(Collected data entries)

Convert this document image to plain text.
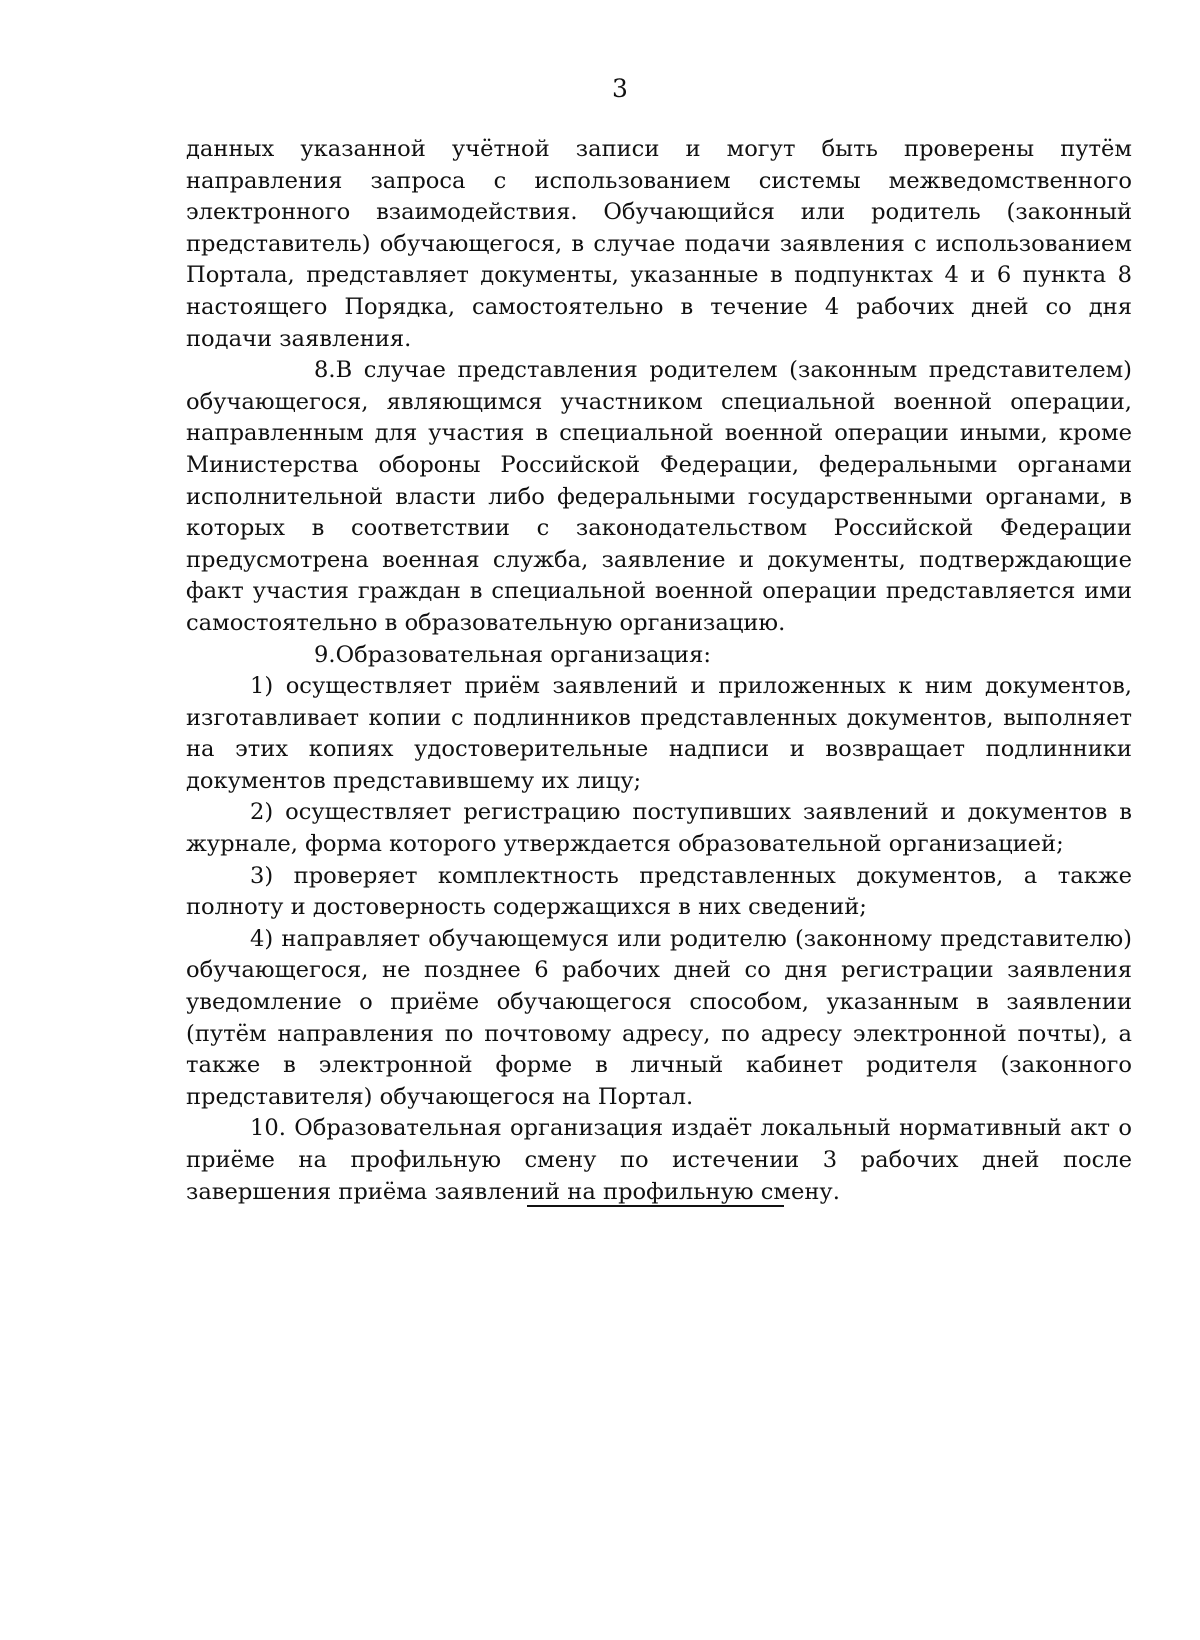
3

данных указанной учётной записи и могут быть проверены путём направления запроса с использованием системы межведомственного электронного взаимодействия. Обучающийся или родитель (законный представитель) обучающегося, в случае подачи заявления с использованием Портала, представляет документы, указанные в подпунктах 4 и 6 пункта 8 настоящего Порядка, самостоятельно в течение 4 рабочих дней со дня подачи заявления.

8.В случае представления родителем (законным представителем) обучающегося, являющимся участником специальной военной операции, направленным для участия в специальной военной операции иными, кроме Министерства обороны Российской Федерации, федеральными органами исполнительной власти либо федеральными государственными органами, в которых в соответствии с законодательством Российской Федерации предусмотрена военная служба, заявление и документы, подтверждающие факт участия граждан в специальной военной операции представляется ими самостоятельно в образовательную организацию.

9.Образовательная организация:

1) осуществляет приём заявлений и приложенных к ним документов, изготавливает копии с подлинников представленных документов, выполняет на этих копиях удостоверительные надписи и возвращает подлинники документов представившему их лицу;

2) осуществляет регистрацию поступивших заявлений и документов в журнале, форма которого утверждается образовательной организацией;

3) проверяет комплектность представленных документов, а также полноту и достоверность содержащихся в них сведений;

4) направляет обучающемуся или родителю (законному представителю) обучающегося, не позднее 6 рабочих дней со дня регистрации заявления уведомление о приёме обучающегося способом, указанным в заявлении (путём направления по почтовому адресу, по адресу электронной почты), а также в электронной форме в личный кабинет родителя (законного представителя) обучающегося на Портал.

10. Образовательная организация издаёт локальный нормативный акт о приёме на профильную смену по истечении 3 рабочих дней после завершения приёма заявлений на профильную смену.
---
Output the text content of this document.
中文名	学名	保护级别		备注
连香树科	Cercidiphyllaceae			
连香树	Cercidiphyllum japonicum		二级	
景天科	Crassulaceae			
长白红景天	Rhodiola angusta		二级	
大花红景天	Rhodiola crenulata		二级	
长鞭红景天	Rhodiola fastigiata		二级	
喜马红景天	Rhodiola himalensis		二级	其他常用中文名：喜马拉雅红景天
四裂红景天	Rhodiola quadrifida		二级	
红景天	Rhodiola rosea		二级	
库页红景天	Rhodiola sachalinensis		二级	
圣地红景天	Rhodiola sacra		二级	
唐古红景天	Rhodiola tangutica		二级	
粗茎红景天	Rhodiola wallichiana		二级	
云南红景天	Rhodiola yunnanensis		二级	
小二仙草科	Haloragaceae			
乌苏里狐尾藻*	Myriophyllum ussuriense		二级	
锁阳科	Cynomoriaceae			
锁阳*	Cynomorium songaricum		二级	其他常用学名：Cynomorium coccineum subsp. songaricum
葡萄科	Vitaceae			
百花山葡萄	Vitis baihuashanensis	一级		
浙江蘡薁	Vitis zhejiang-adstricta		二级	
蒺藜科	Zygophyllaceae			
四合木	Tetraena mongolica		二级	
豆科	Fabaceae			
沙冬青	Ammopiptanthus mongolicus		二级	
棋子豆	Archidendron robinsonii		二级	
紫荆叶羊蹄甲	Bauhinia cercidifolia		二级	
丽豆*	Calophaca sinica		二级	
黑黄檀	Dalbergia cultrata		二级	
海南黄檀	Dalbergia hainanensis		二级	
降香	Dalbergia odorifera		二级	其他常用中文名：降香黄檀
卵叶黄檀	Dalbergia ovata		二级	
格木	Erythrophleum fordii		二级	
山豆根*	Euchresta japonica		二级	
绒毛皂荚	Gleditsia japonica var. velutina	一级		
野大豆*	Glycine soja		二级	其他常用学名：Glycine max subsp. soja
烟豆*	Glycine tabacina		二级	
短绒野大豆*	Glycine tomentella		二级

| Goal |
Check each line above for the word "其他常用中文名", and copy the lines where it appears.

| Output of the exercise |
喜马红景天	Rhodiola himalensis		二级	其他常用中文名：喜马拉雅红景天
降香	Dalbergia odorifera		二级	其他常用中文名：降香黄檀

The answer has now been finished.